═══ Material for the task

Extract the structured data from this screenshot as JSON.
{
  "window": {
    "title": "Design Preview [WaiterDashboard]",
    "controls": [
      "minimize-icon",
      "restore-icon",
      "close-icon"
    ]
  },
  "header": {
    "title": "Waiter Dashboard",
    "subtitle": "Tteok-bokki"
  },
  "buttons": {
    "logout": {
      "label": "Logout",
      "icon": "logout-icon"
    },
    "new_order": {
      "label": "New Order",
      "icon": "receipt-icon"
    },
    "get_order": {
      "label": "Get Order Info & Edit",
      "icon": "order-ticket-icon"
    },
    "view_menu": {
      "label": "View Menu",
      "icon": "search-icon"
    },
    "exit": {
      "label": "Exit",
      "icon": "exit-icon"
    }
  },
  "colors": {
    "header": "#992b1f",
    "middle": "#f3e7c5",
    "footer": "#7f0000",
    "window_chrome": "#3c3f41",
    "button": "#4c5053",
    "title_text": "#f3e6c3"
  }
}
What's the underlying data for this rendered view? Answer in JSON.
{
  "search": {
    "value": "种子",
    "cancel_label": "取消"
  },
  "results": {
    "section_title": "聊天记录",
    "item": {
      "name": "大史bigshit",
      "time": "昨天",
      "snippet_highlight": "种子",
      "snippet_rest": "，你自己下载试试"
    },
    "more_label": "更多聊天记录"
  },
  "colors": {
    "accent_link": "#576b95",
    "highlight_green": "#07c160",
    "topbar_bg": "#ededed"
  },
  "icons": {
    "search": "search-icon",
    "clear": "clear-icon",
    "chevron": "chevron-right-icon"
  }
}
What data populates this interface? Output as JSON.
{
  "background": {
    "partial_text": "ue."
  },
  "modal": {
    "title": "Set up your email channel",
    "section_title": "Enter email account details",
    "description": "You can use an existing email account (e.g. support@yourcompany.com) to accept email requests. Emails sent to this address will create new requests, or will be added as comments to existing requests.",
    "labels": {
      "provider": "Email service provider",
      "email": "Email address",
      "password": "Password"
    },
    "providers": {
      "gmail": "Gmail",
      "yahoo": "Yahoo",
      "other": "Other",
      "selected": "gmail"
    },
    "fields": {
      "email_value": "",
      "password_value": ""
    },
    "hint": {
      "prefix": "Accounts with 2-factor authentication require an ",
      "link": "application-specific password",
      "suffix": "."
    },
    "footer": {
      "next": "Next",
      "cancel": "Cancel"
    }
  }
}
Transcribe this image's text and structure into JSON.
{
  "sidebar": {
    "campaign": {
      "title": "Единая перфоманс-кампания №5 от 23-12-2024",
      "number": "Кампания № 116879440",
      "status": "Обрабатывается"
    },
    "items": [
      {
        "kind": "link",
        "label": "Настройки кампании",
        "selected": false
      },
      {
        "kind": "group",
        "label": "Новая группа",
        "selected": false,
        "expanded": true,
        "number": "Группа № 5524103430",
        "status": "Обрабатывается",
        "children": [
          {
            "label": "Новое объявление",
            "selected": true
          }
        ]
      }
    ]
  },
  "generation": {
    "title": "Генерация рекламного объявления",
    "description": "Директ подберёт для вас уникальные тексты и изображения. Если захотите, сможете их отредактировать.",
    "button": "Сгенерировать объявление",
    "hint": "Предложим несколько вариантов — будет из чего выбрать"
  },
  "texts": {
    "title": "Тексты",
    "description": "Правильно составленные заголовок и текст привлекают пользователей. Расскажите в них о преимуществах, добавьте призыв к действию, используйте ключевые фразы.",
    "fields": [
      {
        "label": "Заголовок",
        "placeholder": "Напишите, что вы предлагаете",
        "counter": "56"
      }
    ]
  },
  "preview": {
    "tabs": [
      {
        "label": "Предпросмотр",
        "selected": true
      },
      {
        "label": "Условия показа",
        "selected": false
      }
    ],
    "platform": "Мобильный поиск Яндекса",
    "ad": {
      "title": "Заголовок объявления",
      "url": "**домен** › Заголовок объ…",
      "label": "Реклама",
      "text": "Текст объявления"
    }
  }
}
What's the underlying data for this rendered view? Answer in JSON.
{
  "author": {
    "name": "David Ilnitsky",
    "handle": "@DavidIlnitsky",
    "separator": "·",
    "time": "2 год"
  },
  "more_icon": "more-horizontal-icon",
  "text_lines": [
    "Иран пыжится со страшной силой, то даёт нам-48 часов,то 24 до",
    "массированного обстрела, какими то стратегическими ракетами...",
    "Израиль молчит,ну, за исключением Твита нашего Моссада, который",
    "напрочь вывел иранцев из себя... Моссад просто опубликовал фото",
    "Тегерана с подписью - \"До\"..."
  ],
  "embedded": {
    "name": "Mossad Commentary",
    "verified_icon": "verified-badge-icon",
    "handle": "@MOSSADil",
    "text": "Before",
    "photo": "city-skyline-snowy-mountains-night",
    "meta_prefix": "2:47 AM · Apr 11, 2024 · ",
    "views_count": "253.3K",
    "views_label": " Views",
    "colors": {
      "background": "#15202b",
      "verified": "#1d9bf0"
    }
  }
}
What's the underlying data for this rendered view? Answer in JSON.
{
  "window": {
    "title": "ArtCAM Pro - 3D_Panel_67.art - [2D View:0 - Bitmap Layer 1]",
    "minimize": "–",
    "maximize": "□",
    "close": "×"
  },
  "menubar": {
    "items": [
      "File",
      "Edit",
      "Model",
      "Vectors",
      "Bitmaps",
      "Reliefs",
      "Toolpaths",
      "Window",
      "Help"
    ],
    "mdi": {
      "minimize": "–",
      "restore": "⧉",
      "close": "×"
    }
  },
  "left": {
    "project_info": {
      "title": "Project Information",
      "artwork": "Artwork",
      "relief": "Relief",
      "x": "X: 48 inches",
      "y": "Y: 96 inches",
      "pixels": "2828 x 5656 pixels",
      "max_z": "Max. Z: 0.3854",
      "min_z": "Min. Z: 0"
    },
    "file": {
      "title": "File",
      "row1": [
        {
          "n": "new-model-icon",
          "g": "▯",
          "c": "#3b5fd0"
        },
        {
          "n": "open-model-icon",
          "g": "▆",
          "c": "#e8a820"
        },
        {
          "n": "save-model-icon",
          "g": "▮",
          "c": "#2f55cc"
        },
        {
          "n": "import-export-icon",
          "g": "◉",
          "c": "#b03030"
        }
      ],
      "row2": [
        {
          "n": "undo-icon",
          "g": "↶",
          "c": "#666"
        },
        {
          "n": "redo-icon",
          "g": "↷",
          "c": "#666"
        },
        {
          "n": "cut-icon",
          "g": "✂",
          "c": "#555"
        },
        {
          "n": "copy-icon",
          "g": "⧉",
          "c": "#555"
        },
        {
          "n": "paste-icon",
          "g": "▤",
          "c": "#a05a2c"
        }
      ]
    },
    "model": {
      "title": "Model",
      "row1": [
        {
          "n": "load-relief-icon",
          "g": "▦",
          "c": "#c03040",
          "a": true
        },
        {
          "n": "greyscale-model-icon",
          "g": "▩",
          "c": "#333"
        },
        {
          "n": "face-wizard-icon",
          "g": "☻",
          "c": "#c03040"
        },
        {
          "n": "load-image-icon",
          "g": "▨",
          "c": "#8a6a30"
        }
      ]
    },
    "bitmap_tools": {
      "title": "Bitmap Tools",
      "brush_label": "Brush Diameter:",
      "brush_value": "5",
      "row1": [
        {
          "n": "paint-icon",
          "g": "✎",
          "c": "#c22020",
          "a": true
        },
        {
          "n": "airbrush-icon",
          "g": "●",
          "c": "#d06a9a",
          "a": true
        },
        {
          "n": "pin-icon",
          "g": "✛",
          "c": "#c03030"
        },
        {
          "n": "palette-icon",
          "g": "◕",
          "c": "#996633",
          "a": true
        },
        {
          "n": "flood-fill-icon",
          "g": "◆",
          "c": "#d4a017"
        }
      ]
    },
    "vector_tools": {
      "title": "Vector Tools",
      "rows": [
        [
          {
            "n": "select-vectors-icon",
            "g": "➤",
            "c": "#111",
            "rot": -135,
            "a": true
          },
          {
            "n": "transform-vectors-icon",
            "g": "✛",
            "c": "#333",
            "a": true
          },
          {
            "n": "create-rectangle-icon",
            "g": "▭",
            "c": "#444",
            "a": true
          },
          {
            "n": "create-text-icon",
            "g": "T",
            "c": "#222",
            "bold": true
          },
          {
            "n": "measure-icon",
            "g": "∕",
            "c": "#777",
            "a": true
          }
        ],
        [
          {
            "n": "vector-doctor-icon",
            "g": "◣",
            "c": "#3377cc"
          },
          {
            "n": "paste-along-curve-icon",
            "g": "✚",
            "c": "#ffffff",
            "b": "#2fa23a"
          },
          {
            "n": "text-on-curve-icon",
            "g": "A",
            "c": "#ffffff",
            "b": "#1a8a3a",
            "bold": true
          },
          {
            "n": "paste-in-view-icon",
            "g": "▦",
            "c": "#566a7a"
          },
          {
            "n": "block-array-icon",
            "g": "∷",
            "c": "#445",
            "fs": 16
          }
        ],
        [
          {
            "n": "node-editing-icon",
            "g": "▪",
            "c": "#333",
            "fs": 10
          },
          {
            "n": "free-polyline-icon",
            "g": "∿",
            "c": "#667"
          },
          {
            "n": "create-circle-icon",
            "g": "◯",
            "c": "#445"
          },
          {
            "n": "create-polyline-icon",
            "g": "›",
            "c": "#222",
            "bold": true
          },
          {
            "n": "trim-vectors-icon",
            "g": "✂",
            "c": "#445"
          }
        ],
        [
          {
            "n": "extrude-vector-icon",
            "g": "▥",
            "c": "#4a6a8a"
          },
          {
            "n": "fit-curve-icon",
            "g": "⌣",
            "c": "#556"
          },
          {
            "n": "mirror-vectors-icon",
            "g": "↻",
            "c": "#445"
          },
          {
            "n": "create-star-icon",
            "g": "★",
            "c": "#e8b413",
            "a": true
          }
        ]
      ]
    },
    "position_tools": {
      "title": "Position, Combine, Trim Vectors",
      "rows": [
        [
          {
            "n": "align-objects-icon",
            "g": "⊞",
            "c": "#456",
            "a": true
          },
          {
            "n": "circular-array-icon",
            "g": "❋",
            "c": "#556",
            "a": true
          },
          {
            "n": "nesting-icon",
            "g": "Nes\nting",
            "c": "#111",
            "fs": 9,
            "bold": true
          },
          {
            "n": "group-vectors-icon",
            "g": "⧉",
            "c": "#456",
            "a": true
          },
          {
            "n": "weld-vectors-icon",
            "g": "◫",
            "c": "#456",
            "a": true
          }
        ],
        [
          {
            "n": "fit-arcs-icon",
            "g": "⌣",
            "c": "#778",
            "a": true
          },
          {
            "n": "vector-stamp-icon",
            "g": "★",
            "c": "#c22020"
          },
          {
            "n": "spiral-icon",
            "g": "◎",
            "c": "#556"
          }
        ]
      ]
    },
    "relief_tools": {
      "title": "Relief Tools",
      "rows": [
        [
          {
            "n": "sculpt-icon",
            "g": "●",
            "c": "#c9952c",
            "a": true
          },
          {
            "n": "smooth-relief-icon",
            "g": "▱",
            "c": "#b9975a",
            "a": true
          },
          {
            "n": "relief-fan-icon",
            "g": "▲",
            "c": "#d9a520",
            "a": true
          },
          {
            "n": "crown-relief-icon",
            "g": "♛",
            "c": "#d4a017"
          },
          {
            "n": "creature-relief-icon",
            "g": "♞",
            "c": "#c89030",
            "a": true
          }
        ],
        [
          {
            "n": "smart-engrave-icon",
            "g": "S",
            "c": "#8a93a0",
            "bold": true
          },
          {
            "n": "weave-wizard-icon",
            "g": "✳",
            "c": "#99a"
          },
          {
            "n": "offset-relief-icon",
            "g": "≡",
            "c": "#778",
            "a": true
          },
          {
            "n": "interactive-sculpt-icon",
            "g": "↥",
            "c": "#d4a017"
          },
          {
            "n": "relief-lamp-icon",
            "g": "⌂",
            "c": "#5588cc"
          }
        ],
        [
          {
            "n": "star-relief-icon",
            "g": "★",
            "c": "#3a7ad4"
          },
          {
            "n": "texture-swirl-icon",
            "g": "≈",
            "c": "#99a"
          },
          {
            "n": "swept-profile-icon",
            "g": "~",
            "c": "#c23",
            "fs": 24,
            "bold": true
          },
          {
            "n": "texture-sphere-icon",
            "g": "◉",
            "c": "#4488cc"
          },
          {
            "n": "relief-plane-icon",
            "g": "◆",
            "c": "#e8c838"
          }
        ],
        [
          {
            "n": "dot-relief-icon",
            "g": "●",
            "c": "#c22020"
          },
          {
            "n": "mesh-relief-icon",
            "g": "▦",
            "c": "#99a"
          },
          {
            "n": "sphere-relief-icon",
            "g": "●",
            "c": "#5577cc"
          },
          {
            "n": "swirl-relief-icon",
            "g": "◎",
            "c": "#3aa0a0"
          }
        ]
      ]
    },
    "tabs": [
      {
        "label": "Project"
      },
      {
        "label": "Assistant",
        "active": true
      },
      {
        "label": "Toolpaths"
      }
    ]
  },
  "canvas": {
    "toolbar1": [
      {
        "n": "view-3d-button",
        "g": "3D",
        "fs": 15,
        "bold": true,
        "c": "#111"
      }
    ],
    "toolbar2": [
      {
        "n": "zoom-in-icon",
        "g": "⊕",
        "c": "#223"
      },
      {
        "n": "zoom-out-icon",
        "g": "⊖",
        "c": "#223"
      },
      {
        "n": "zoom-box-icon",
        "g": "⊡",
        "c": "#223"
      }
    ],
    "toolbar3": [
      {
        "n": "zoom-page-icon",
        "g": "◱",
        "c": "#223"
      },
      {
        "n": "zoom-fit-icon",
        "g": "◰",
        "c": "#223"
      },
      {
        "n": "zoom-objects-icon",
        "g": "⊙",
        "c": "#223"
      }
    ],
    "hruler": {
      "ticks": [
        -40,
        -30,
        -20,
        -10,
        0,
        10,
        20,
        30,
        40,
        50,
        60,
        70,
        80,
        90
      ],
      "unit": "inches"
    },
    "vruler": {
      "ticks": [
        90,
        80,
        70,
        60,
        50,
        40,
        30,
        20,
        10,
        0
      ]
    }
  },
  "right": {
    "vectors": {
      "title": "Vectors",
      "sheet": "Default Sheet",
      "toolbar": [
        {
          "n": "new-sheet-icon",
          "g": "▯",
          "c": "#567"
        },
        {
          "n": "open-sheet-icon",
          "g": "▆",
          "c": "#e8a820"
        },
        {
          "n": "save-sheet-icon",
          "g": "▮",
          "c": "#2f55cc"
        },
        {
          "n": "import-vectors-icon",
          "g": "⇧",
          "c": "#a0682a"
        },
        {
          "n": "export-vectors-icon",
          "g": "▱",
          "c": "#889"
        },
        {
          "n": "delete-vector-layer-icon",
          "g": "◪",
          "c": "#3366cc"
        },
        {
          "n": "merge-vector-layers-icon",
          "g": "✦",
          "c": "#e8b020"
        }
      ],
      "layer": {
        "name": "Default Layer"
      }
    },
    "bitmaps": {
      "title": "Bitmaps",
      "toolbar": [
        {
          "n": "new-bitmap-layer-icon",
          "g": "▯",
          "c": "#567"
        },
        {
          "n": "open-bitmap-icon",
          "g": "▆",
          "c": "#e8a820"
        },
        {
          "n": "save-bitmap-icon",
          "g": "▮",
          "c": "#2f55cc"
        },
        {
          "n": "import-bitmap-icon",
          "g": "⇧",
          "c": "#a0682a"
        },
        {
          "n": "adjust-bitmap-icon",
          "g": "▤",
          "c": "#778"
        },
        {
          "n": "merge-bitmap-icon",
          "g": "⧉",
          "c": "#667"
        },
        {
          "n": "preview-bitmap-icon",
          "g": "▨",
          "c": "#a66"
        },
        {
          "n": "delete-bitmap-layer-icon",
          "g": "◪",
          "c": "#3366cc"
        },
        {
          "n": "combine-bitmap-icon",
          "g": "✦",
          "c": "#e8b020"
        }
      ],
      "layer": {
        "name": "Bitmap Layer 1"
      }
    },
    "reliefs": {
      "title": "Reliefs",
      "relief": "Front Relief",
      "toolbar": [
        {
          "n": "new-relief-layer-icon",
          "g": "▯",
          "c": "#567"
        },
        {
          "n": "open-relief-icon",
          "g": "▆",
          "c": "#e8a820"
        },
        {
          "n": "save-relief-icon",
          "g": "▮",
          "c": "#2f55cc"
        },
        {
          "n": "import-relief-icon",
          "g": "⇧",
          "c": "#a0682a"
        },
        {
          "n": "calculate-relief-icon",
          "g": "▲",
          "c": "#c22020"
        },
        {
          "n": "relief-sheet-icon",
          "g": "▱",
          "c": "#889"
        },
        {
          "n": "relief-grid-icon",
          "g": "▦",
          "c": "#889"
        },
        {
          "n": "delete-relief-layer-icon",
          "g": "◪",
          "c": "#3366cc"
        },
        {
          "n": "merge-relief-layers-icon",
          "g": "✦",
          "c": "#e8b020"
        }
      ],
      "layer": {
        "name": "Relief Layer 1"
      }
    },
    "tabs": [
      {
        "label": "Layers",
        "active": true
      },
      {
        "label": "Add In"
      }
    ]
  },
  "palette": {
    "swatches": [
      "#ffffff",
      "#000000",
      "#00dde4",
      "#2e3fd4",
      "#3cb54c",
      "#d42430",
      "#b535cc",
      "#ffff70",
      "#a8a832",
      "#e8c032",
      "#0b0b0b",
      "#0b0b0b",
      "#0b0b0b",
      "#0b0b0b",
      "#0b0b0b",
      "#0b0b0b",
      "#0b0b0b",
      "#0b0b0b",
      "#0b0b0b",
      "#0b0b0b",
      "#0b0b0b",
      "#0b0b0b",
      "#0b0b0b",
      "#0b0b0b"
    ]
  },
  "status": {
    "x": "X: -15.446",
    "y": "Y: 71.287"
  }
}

══════

▶ Required work
Work out how many lines of the listing above include the word "handle". Reply with nothing but the count.

▶ Completed task
2